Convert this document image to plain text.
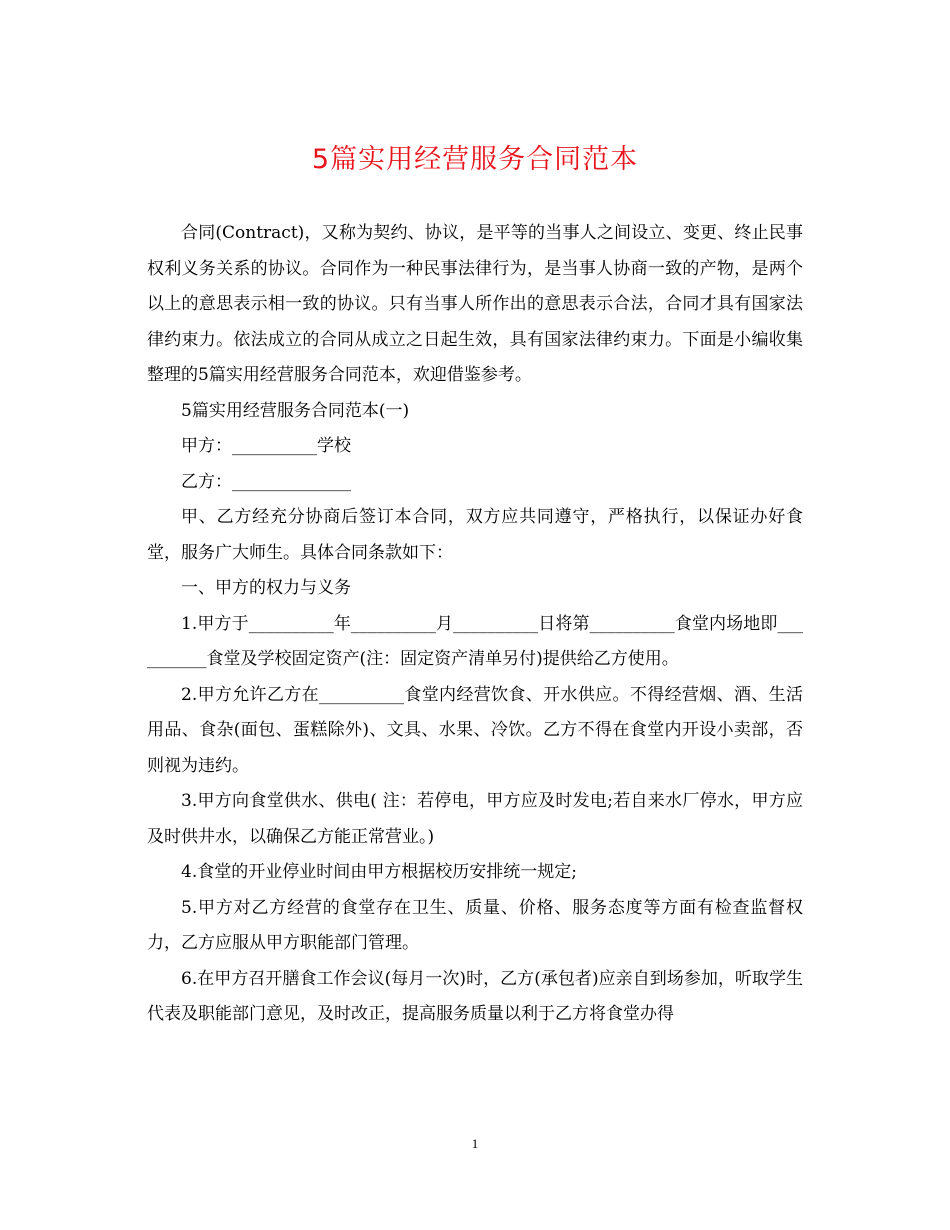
5篇实用经营服务合同范本

合同(Contract)，又称为契约、协议，是平等的当事人之间设立、变更、终止民事权利义务关系的协议。合同作为一种民事法律行为，是当事人协商一致的产物，是两个以上的意思表示相一致的协议。只有当事人所作出的意思表示合法，合同才具有国家法律约束力。依法成立的合同从成立之日起生效，具有国家法律约束力。下面是小编收集整理的5篇实用经营服务合同范本，欢迎借鉴参考。

5篇实用经营服务合同范本(一)

甲方：__________学校

乙方：______________

甲、乙方经充分协商后签订本合同，双方应共同遵守，严格执行，以保证办好食堂，服务广大师生。具体合同条款如下：

一、甲方的权力与义务

1.甲方于__________年__________月__________日将第__________食堂内场地即__________食堂及学校固定资产(注：固定资产清单另付)提供给乙方使用。

2.甲方允许乙方在__________食堂内经营饮食、开水供应。不得经营烟、酒、生活用品、食杂(面包、蛋糕除外)、文具、水果、冷饮。乙方不得在食堂内开设小卖部，否则视为违约。

3.甲方向食堂供水、供电( 注：若停电，甲方应及时发电;若自来水厂停水，甲方应及时供井水，以确保乙方能正常营业。)

4.食堂的开业停业时间由甲方根据校历安排统一规定;

5.甲方对乙方经营的食堂存在卫生、质量、价格、服务态度等方面有检查监督权力，乙方应服从甲方职能部门管理。

6.在甲方召开膳食工作会议(每月一次)时，乙方(承包者)应亲自到场参加，听取学生代表及职能部门意见，及时改正，提高服务质量以利于乙方将食堂办得

1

━━━━━━━━

* _Given exercise_: Omit the pictures and restate the rest of the records verbatim.

* _Response_:
Convert this document image to plain text.
5篇实用经营服务合同范本

合同(Contract)，又称为契约、协议，是平等的当事人之间设立、变更、终止民事权利义务关系的协议。合同作为一种民事法律行为，是当事人协商一致的产物，是两个以上的意思表示相一致的协议。只有当事人所作出的意思表示合法，合同才具有国家法律约束力。依法成立的合同从成立之日起生效，具有国家法律约束力。下面是小编收集整理的5篇实用经营服务合同范本，欢迎借鉴参考。

5篇实用经营服务合同范本(一)

甲方：__________学校

乙方：______________

甲、乙方经充分协商后签订本合同，双方应共同遵守，严格执行，以保证办好食堂，服务广大师生。具体合同条款如下：

一、甲方的权力与义务

1.甲方于__________年__________月__________日将第__________食堂内场地即__________食堂及学校固定资产(注：固定资产清单另付)提供给乙方使用。

2.甲方允许乙方在__________食堂内经营饮食、开水供应。不得经营烟、酒、生活用品、食杂(面包、蛋糕除外)、文具、水果、冷饮。乙方不得在食堂内开设小卖部，否则视为违约。

3.甲方向食堂供水、供电( 注：若停电，甲方应及时发电;若自来水厂停水，甲方应及时供井水，以确保乙方能正常营业。)

4.食堂的开业停业时间由甲方根据校历安排统一规定;

5.甲方对乙方经营的食堂存在卫生、质量、价格、服务态度等方面有检查监督权力，乙方应服从甲方职能部门管理。

6.在甲方召开膳食工作会议(每月一次)时，乙方(承包者)应亲自到场参加，听取学生代表及职能部门意见，及时改正，提高服务质量以利于乙方将食堂办得

1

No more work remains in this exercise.